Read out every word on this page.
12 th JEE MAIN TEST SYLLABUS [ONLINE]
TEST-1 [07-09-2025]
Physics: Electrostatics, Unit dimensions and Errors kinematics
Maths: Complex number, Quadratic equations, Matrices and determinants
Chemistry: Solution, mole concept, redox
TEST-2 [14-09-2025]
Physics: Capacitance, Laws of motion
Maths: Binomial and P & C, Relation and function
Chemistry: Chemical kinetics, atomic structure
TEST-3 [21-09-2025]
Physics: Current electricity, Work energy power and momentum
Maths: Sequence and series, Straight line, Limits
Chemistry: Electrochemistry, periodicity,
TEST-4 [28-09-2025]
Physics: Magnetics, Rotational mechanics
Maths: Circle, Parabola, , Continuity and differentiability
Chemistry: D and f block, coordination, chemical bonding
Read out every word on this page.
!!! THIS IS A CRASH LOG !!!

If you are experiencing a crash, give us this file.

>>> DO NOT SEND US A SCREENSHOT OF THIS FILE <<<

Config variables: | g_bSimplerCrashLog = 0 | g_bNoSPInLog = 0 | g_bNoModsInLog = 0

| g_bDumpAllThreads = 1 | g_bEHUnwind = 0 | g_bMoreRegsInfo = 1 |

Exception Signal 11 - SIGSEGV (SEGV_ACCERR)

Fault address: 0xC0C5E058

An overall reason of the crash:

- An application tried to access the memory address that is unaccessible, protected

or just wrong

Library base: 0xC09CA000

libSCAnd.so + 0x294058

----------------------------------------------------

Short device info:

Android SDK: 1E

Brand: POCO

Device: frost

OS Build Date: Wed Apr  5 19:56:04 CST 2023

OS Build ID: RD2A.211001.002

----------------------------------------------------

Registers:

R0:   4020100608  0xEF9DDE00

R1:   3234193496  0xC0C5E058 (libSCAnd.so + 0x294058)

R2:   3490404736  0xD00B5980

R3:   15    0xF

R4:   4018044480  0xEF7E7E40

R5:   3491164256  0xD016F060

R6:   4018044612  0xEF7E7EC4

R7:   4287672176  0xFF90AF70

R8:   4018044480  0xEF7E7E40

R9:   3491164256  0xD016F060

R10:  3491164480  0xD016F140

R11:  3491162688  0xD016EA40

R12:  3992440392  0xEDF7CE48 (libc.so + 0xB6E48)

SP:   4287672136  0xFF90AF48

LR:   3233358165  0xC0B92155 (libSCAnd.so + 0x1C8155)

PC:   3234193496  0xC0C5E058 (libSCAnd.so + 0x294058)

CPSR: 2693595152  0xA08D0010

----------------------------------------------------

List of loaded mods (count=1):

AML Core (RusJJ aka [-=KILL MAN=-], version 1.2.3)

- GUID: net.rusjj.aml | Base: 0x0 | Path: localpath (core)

============

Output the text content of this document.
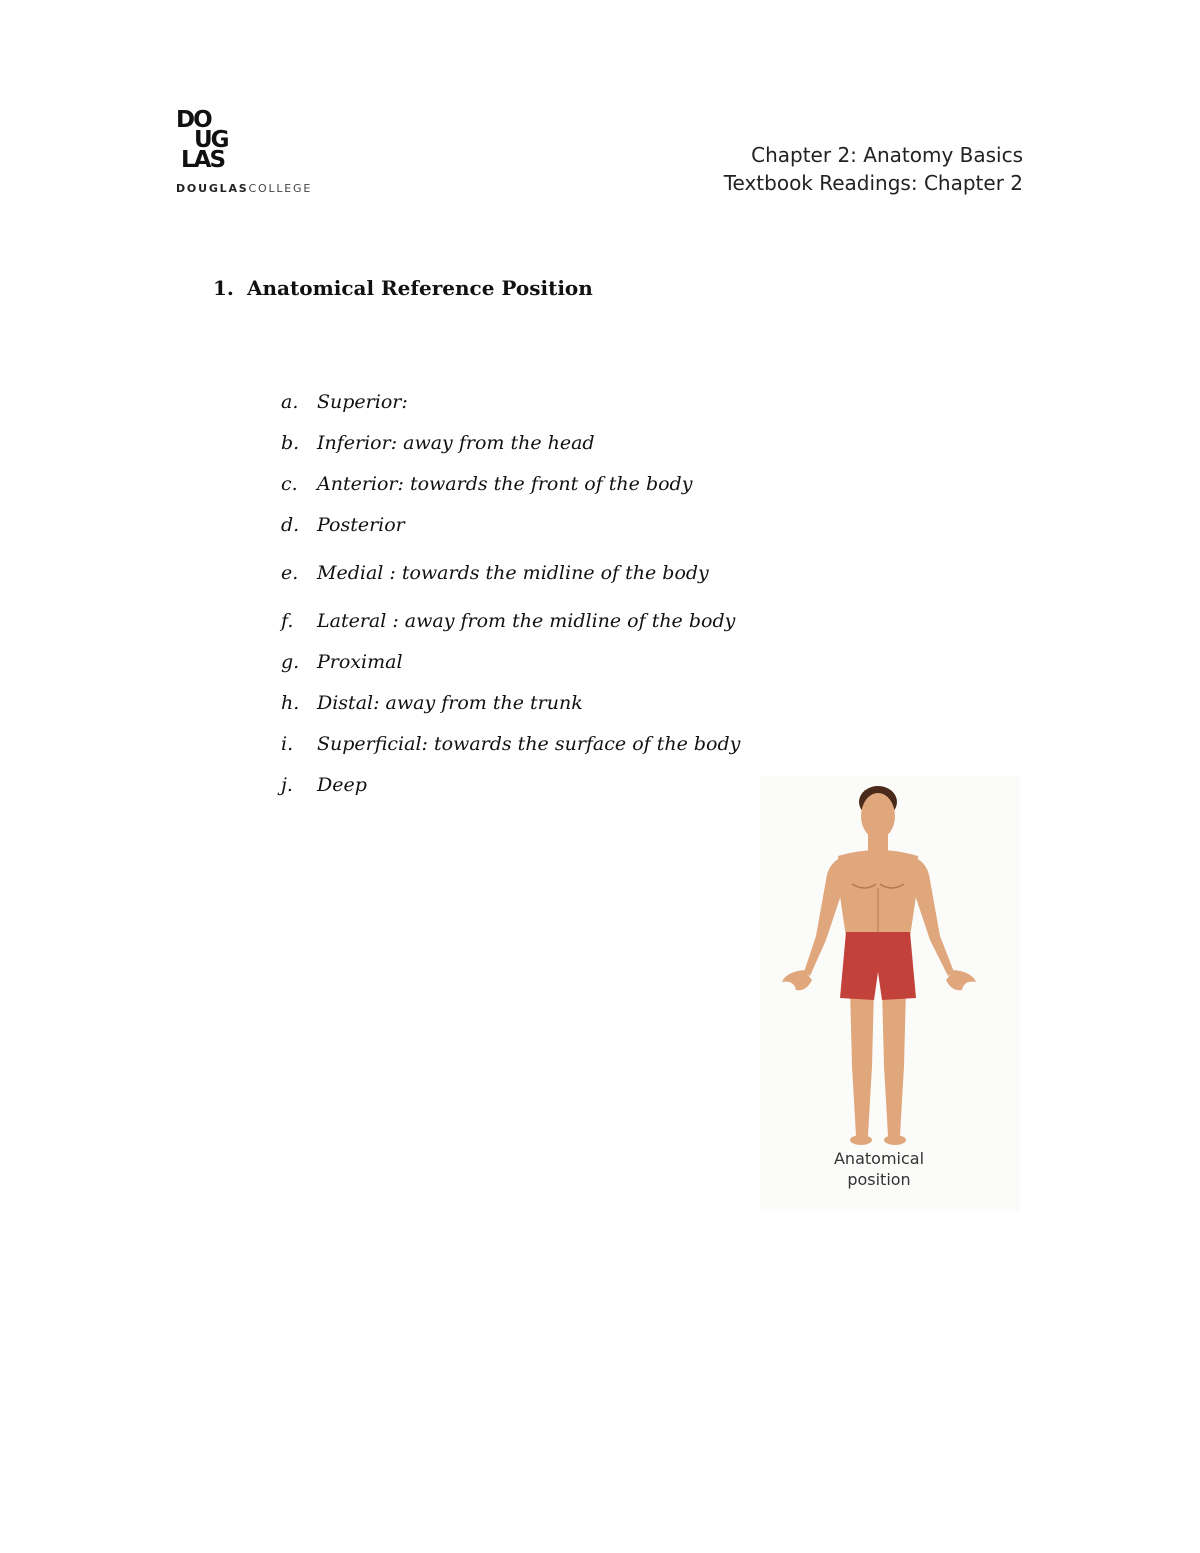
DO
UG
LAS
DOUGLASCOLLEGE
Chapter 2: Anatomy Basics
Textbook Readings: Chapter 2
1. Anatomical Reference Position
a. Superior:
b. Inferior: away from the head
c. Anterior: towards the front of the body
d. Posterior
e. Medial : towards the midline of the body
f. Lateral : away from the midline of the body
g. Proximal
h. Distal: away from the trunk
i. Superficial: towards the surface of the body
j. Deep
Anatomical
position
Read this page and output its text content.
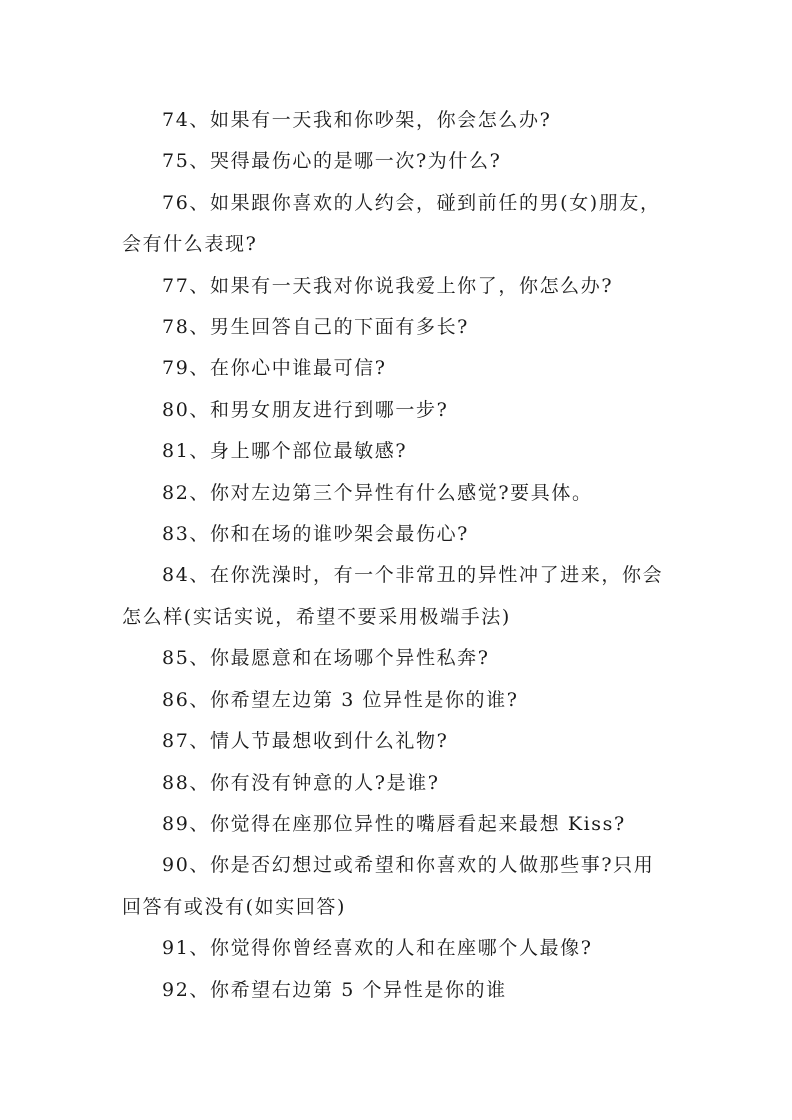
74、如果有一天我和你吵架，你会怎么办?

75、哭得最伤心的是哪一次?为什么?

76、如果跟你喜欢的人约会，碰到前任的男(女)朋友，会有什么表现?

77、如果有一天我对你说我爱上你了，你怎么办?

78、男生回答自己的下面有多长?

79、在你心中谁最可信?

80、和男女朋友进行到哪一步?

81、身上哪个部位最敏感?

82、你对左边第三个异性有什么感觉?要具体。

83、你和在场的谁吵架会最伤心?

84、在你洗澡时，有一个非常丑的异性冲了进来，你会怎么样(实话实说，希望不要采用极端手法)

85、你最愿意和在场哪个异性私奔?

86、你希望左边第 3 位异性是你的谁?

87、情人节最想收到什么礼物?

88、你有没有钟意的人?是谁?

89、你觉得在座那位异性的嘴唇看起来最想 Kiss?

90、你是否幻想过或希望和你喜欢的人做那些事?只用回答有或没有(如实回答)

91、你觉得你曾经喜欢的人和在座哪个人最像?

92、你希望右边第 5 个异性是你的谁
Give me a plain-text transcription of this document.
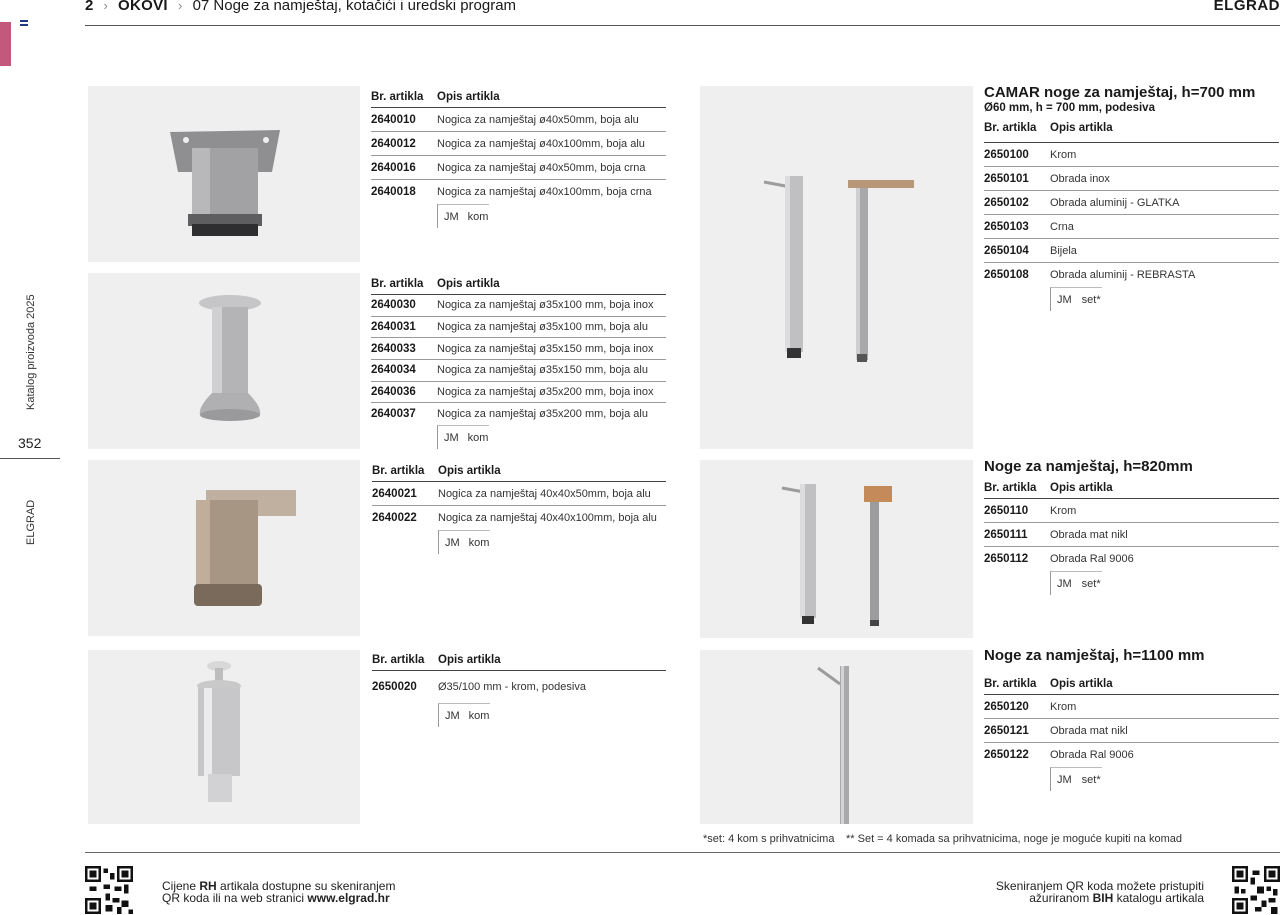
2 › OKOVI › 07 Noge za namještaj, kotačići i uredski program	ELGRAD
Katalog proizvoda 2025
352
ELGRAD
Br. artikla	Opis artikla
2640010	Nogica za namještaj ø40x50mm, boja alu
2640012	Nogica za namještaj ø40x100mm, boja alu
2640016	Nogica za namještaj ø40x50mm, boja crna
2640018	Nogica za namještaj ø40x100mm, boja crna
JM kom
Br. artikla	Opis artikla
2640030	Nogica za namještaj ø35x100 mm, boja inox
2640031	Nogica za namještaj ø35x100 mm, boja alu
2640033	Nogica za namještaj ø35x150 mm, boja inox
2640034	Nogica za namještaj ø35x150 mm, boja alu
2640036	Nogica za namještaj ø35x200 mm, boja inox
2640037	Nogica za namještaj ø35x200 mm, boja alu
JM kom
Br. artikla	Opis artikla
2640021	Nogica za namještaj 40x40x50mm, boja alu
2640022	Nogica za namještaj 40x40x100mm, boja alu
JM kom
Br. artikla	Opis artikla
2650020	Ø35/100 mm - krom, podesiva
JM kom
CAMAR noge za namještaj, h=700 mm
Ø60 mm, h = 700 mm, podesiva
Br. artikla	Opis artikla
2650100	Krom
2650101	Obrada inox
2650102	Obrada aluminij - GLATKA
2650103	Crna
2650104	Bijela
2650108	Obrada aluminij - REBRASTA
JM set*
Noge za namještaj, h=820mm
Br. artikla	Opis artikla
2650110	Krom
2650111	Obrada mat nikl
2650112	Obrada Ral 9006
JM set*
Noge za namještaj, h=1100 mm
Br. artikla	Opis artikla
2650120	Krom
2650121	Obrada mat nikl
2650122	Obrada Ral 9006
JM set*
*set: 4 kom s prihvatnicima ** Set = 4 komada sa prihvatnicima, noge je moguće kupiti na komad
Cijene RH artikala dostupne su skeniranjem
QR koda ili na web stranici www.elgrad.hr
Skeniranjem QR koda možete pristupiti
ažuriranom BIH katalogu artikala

============

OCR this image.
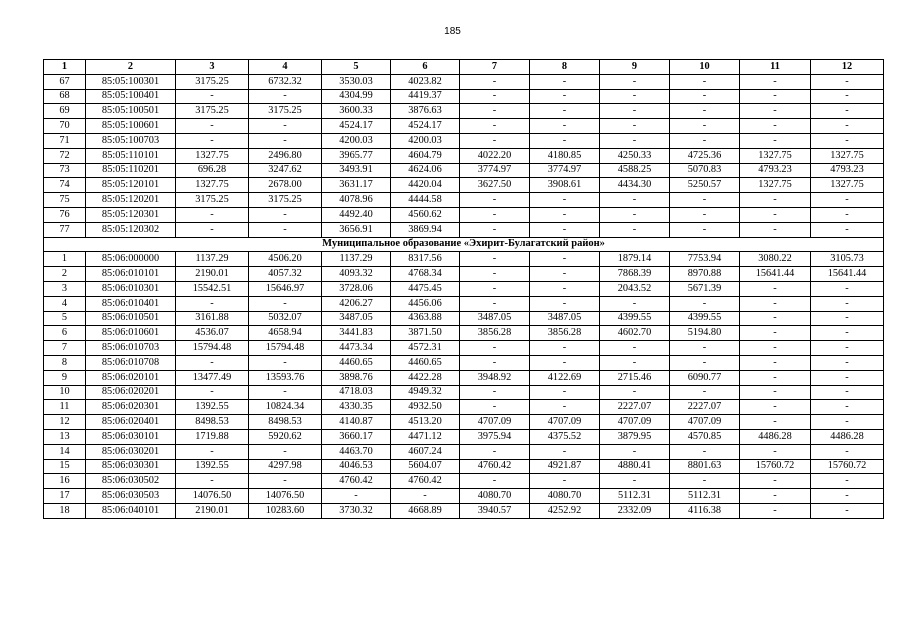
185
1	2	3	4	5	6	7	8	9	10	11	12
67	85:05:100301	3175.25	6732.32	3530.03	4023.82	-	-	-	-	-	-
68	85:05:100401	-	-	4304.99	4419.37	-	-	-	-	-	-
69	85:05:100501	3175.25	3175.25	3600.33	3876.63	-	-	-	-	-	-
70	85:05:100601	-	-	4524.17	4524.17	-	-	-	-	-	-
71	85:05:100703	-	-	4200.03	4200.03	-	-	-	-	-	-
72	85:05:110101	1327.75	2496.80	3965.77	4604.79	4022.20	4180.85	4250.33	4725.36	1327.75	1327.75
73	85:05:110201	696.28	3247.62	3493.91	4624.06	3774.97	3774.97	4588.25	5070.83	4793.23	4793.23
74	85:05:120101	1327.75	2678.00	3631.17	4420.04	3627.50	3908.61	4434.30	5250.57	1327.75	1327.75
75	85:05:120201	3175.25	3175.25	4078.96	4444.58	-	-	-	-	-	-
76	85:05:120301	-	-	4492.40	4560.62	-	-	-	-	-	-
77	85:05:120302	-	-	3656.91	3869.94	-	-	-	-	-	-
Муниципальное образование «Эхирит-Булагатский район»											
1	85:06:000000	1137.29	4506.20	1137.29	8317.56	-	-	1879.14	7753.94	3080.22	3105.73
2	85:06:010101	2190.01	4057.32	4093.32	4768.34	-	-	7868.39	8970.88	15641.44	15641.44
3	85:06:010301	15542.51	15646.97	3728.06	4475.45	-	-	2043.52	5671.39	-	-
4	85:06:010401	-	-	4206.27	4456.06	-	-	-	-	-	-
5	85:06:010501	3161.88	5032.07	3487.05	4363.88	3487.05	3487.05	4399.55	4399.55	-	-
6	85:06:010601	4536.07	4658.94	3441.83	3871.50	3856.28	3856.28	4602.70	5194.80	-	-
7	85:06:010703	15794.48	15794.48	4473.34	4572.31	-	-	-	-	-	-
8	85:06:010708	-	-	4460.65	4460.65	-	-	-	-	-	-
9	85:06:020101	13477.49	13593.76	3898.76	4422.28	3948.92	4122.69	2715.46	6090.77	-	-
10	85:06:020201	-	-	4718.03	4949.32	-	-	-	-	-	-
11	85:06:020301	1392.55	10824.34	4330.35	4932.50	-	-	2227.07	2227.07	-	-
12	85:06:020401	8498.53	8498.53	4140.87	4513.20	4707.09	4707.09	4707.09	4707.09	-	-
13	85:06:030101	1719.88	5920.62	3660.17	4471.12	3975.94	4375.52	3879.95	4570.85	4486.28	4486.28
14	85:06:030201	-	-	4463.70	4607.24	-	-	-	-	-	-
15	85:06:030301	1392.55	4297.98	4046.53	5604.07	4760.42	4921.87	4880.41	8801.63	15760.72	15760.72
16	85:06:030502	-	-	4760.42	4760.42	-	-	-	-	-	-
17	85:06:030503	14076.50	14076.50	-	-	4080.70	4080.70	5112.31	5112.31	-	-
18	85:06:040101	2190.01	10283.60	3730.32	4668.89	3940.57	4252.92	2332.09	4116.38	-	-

============

Short task :: Return each line of the listing that holds the string "boja".

Task answer ::
2640010	Nogica za namještaj ø40x50mm, boja alu
2640012	Nogica za namještaj ø40x100mm, boja alu
2640016	Nogica za namještaj ø40x50mm, boja crna
2640018	Nogica za namještaj ø40x100mm, boja crna
2640030	Nogica za namještaj ø35x100 mm, boja inox
2640031	Nogica za namještaj ø35x100 mm, boja alu
2640033	Nogica za namještaj ø35x150 mm, boja inox
2640034	Nogica za namještaj ø35x150 mm, boja alu
2640036	Nogica za namještaj ø35x200 mm, boja inox
2640037	Nogica za namještaj ø35x200 mm, boja alu
2640021	Nogica za namještaj 40x40x50mm, boja alu
2640022	Nogica za namještaj 40x40x100mm, boja alu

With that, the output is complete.